▸ Data excerpts
********

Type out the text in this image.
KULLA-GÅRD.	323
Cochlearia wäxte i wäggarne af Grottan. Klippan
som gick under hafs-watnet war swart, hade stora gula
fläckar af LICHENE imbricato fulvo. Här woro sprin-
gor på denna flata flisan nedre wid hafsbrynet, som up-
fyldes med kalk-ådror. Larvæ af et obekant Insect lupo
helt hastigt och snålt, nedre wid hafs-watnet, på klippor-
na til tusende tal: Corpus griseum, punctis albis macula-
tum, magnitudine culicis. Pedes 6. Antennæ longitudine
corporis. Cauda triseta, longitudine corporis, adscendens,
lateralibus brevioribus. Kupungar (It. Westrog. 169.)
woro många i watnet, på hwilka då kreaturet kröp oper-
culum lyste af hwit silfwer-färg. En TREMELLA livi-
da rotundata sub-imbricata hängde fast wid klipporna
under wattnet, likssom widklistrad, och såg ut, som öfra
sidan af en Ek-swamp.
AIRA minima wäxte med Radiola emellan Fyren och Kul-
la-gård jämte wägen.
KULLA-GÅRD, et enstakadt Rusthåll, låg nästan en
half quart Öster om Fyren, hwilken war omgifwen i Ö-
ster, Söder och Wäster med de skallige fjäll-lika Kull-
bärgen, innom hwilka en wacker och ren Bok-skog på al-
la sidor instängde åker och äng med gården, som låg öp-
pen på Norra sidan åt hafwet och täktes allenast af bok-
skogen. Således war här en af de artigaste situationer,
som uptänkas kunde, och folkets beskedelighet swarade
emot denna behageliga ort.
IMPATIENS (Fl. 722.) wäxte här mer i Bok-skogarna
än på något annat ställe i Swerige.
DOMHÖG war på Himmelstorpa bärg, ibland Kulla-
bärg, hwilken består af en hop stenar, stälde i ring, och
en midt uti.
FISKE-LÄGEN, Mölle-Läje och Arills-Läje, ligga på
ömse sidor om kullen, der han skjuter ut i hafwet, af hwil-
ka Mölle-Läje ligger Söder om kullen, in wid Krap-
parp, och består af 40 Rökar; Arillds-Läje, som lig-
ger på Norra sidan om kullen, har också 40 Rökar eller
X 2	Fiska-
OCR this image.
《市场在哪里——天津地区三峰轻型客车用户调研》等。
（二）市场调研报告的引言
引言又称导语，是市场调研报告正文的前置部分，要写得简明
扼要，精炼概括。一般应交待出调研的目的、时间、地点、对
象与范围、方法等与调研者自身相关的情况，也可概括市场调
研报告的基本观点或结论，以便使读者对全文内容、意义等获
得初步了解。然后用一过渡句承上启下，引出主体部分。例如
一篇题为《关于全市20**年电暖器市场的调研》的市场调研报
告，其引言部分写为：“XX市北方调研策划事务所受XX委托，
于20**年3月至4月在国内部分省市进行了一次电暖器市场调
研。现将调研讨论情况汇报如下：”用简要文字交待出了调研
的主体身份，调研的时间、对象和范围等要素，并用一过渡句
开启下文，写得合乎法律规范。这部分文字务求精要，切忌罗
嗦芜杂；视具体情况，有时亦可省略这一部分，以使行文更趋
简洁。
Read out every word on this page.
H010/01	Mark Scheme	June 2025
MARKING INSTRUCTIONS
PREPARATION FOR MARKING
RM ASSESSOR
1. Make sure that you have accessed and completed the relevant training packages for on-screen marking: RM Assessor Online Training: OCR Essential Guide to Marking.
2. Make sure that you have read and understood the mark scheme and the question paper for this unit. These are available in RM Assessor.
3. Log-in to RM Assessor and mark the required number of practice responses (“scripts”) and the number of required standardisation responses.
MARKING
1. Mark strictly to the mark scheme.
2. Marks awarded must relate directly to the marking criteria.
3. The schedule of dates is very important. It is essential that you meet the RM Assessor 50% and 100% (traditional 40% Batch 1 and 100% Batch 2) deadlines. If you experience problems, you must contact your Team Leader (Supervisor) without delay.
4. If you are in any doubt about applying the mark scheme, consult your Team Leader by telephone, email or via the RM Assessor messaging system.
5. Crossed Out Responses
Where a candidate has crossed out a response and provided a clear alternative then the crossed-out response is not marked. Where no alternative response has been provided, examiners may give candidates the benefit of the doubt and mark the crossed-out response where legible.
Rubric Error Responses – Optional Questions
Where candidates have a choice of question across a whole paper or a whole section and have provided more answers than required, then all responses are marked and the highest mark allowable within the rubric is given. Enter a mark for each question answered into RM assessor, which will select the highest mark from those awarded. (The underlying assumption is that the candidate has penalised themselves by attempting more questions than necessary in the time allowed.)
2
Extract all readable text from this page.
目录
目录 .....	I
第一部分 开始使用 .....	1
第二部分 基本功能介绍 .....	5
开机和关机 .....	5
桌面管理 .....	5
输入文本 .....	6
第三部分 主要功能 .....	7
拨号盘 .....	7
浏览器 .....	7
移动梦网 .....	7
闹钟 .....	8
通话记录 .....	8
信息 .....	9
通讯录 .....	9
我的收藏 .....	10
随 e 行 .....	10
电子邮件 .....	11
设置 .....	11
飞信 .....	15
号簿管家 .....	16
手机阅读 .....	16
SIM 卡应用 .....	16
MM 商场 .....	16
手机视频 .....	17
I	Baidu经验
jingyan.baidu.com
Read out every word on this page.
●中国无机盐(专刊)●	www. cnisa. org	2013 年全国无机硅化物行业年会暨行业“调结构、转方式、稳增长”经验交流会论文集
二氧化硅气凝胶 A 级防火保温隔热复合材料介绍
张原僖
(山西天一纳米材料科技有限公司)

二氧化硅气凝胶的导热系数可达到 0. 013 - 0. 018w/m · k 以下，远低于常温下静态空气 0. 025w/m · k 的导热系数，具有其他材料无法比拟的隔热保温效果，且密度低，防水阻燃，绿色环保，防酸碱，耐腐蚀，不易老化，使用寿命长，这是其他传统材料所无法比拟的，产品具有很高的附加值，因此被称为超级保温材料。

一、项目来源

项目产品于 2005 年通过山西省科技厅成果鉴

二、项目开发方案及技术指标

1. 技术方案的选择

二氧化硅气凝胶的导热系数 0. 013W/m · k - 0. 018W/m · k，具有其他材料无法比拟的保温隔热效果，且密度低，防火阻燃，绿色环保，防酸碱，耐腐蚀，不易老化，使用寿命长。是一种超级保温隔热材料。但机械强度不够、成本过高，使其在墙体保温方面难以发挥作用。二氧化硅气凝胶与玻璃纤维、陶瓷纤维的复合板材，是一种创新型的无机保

********

▸ Requirements
Copy each line exactly, from the line containing "Extract all readable text from this page." down to the last line of the material, and no other lines.

▸ Full solution
Extract all readable text from this page.
目录
目录 .....	I
第一部分 开始使用 .....	1
第二部分 基本功能介绍 .....	5
开机和关机 .....	5
桌面管理 .....	5
输入文本 .....	6
第三部分 主要功能 .....	7
拨号盘 .....	7
浏览器 .....	7
移动梦网 .....	7
闹钟 .....	8
通话记录 .....	8
信息 .....	9
通讯录 .....	9
我的收藏 .....	10
随 e 行 .....	10
电子邮件 .....	11
设置 .....	11
飞信 .....	15
号簿管家 .....	16
手机阅读 .....	16
SIM 卡应用 .....	16
MM 商场 .....	16
手机视频 .....	17
I	Baidu经验
jingyan.baidu.com
Read out every word on this page.
●中国无机盐(专刊)●	www. cnisa. org	2013 年全国无机硅化物行业年会暨行业“调结构、转方式、稳增长”经验交流会论文集
二氧化硅气凝胶 A 级防火保温隔热复合材料介绍
张原僖
(山西天一纳米材料科技有限公司)

二氧化硅气凝胶的导热系数可达到 0. 013 - 0. 018w/m · k 以下，远低于常温下静态空气 0. 025w/m · k 的导热系数，具有其他材料无法比拟的隔热保温效果，且密度低，防水阻燃，绿色环保，防酸碱，耐腐蚀，不易老化，使用寿命长，这是其他传统材料所无法比拟的，产品具有很高的附加值，因此被称为超级保温材料。

一、项目来源

项目产品于 2005 年通过山西省科技厅成果鉴

二、项目开发方案及技术指标

1. 技术方案的选择

二氧化硅气凝胶的导热系数 0. 013W/m · k - 0. 018W/m · k，具有其他材料无法比拟的保温隔热效果，且密度低，防火阻燃，绿色环保，防酸碱，耐腐蚀，不易老化，使用寿命长。是一种超级保温隔热材料。但机械强度不够、成本过高，使其在墙体保温方面难以发挥作用。二氧化硅气凝胶与玻璃纤维、陶瓷纤维的复合板材，是一种创新型的无机保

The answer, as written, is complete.